Stated problem
It is required that all of the data be written out exactly.

-- start --

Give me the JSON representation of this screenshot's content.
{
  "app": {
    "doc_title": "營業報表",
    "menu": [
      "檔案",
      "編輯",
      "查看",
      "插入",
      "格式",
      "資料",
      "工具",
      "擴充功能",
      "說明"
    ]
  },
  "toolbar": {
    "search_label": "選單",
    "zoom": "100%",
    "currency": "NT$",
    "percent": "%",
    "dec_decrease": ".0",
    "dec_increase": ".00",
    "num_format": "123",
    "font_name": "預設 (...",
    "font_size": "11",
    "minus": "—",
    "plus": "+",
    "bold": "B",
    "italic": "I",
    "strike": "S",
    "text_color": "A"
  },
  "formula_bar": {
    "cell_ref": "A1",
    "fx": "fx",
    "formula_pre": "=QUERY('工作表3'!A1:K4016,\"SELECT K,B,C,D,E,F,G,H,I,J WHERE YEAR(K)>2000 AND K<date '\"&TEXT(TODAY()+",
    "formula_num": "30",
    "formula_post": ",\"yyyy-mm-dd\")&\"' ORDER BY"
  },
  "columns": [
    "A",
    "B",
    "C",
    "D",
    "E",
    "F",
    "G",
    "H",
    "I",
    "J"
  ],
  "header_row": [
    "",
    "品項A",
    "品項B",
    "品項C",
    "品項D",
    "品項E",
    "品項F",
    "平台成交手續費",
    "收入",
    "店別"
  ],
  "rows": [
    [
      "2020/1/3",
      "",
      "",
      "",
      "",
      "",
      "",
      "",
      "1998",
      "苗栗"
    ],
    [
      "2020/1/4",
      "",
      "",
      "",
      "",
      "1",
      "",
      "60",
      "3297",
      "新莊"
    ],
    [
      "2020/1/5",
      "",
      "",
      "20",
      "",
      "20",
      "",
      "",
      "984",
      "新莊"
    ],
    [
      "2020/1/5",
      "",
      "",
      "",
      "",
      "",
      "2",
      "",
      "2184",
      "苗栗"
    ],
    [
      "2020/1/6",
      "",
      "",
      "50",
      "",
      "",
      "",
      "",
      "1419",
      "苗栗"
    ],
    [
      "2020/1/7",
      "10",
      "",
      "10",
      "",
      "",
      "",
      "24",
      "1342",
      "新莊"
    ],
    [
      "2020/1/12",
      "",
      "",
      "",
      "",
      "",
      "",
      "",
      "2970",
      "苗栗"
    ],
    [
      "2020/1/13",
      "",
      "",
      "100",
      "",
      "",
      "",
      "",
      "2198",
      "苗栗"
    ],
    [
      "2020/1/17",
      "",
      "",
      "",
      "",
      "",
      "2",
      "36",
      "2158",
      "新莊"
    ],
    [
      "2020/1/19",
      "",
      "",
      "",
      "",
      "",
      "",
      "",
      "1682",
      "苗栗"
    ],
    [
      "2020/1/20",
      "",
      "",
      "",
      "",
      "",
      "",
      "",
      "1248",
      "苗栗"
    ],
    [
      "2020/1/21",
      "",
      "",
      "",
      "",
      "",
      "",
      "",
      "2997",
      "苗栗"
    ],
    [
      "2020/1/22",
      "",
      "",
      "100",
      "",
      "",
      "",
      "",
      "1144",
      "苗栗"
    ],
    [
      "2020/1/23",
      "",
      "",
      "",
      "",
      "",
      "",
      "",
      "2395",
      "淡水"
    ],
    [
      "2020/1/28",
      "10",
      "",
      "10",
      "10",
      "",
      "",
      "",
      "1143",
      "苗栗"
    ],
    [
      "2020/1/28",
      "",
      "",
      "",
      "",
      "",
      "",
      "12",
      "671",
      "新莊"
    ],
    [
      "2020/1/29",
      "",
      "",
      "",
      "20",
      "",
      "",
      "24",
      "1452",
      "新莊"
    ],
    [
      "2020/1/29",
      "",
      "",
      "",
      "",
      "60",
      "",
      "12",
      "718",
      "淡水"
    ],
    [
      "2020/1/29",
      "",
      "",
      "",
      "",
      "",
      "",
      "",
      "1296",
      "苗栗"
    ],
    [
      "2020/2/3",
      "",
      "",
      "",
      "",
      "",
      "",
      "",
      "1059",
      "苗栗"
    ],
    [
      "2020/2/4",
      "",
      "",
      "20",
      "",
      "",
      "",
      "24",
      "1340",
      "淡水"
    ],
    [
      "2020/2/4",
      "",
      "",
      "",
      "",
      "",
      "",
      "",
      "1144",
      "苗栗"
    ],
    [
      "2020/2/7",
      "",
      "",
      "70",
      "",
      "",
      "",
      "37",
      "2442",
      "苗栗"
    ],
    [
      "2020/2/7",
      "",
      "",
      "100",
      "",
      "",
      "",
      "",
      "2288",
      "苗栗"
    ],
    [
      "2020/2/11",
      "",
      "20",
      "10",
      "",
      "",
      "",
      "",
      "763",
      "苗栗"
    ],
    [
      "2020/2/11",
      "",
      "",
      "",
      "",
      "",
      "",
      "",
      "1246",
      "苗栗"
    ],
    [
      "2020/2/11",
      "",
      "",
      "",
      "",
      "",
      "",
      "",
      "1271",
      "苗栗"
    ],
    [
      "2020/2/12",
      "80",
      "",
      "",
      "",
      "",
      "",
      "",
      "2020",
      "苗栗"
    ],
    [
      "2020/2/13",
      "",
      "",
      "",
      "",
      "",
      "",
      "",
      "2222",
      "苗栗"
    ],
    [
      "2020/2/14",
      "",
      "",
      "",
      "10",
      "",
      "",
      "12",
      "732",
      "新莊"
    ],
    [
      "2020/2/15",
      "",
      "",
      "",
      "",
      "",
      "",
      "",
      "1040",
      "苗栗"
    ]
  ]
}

-- end --

Written response
Give me the JSON representation of this screenshot's content.
{
  "app": {
    "doc_title": "營業報表",
    "menu": [
      "檔案",
      "編輯",
      "查看",
      "插入",
      "格式",
      "資料",
      "工具",
      "擴充功能",
      "說明"
    ]
  },
  "toolbar": {
    "search_label": "選單",
    "zoom": "100%",
    "currency": "NT$",
    "percent": "%",
    "dec_decrease": ".0",
    "dec_increase": ".00",
    "num_format": "123",
    "font_name": "預設 (...",
    "font_size": "11",
    "minus": "—",
    "plus": "+",
    "bold": "B",
    "italic": "I",
    "strike": "S",
    "text_color": "A"
  },
  "formula_bar": {
    "cell_ref": "A1",
    "fx": "fx",
    "formula_pre": "=QUERY('工作表3'!A1:K4016,\"SELECT K,B,C,D,E,F,G,H,I,J WHERE YEAR(K)>2000 AND K<date '\"&TEXT(TODAY()+",
    "formula_num": "30",
    "formula_post": ",\"yyyy-mm-dd\")&\"' ORDER BY"
  },
  "columns": [
    "A",
    "B",
    "C",
    "D",
    "E",
    "F",
    "G",
    "H",
    "I",
    "J"
  ],
  "header_row": [
    "",
    "品項A",
    "品項B",
    "品項C",
    "品項D",
    "品項E",
    "品項F",
    "平台成交手續費",
    "收入",
    "店別"
  ],
  "rows": [
    [
      "2020/1/3",
      "",
      "",
      "",
      "",
      "",
      "",
      "",
      "1998",
      "苗栗"
    ],
    [
      "2020/1/4",
      "",
      "",
      "",
      "",
      "1",
      "",
      "60",
      "3297",
      "新莊"
    ],
    [
      "2020/1/5",
      "",
      "",
      "20",
      "",
      "20",
      "",
      "",
      "984",
      "新莊"
    ],
    [
      "2020/1/5",
      "",
      "",
      "",
      "",
      "",
      "2",
      "",
      "2184",
      "苗栗"
    ],
    [
      "2020/1/6",
      "",
      "",
      "50",
      "",
      "",
      "",
      "",
      "1419",
      "苗栗"
    ],
    [
      "2020/1/7",
      "10",
      "",
      "10",
      "",
      "",
      "",
      "24",
      "1342",
      "新莊"
    ],
    [
      "2020/1/12",
      "",
      "",
      "",
      "",
      "",
      "",
      "",
      "2970",
      "苗栗"
    ],
    [
      "2020/1/13",
      "",
      "",
      "100",
      "",
      "",
      "",
      "",
      "2198",
      "苗栗"
    ],
    [
      "2020/1/17",
      "",
      "",
      "",
      "",
      "",
      "2",
      "36",
      "2158",
      "新莊"
    ],
    [
      "2020/1/19",
      "",
      "",
      "",
      "",
      "",
      "",
      "",
      "1682",
      "苗栗"
    ],
    [
      "2020/1/20",
      "",
      "",
      "",
      "",
      "",
      "",
      "",
      "1248",
      "苗栗"
    ],
    [
      "2020/1/21",
      "",
      "",
      "",
      "",
      "",
      "",
      "",
      "2997",
      "苗栗"
    ],
    [
      "2020/1/22",
      "",
      "",
      "100",
      "",
      "",
      "",
      "",
      "1144",
      "苗栗"
    ],
    [
      "2020/1/23",
      "",
      "",
      "",
      "",
      "",
      "",
      "",
      "2395",
      "淡水"
    ],
    [
      "2020/1/28",
      "10",
      "",
      "10",
      "10",
      "",
      "",
      "",
      "1143",
      "苗栗"
    ],
    [
      "2020/1/28",
      "",
      "",
      "",
      "",
      "",
      "",
      "12",
      "671",
      "新莊"
    ],
    [
      "2020/1/29",
      "",
      "",
      "",
      "20",
      "",
      "",
      "24",
      "1452",
      "新莊"
    ],
    [
      "2020/1/29",
      "",
      "",
      "",
      "",
      "60",
      "",
      "12",
      "718",
      "淡水"
    ],
    [
      "2020/1/29",
      "",
      "",
      "",
      "",
      "",
      "",
      "",
      "1296",
      "苗栗"
    ],
    [
      "2020/2/3",
      "",
      "",
      "",
      "",
      "",
      "",
      "",
      "1059",
      "苗栗"
    ],
    [
      "2020/2/4",
      "",
      "",
      "20",
      "",
      "",
      "",
      "24",
      "1340",
      "淡水"
    ],
    [
      "2020/2/4",
      "",
      "",
      "",
      "",
      "",
      "",
      "",
      "1144",
      "苗栗"
    ],
    [
      "2020/2/7",
      "",
      "",
      "70",
      "",
      "",
      "",
      "37",
      "2442",
      "苗栗"
    ],
    [
      "2020/2/7",
      "",
      "",
      "100",
      "",
      "",
      "",
      "",
      "2288",
      "苗栗"
    ],
    [
      "2020/2/11",
      "",
      "20",
      "10",
      "",
      "",
      "",
      "",
      "763",
      "苗栗"
    ],
    [
      "2020/2/11",
      "",
      "",
      "",
      "",
      "",
      "",
      "",
      "1246",
      "苗栗"
    ],
    [
      "2020/2/11",
      "",
      "",
      "",
      "",
      "",
      "",
      "",
      "1271",
      "苗栗"
    ],
    [
      "2020/2/12",
      "80",
      "",
      "",
      "",
      "",
      "",
      "",
      "2020",
      "苗栗"
    ],
    [
      "2020/2/13",
      "",
      "",
      "",
      "",
      "",
      "",
      "",
      "2222",
      "苗栗"
    ],
    [
      "2020/2/14",
      "",
      "",
      "",
      "10",
      "",
      "",
      "12",
      "732",
      "新莊"
    ],
    [
      "2020/2/15",
      "",
      "",
      "",
      "",
      "",
      "",
      "",
      "1040",
      "苗栗"
    ]
  ]
}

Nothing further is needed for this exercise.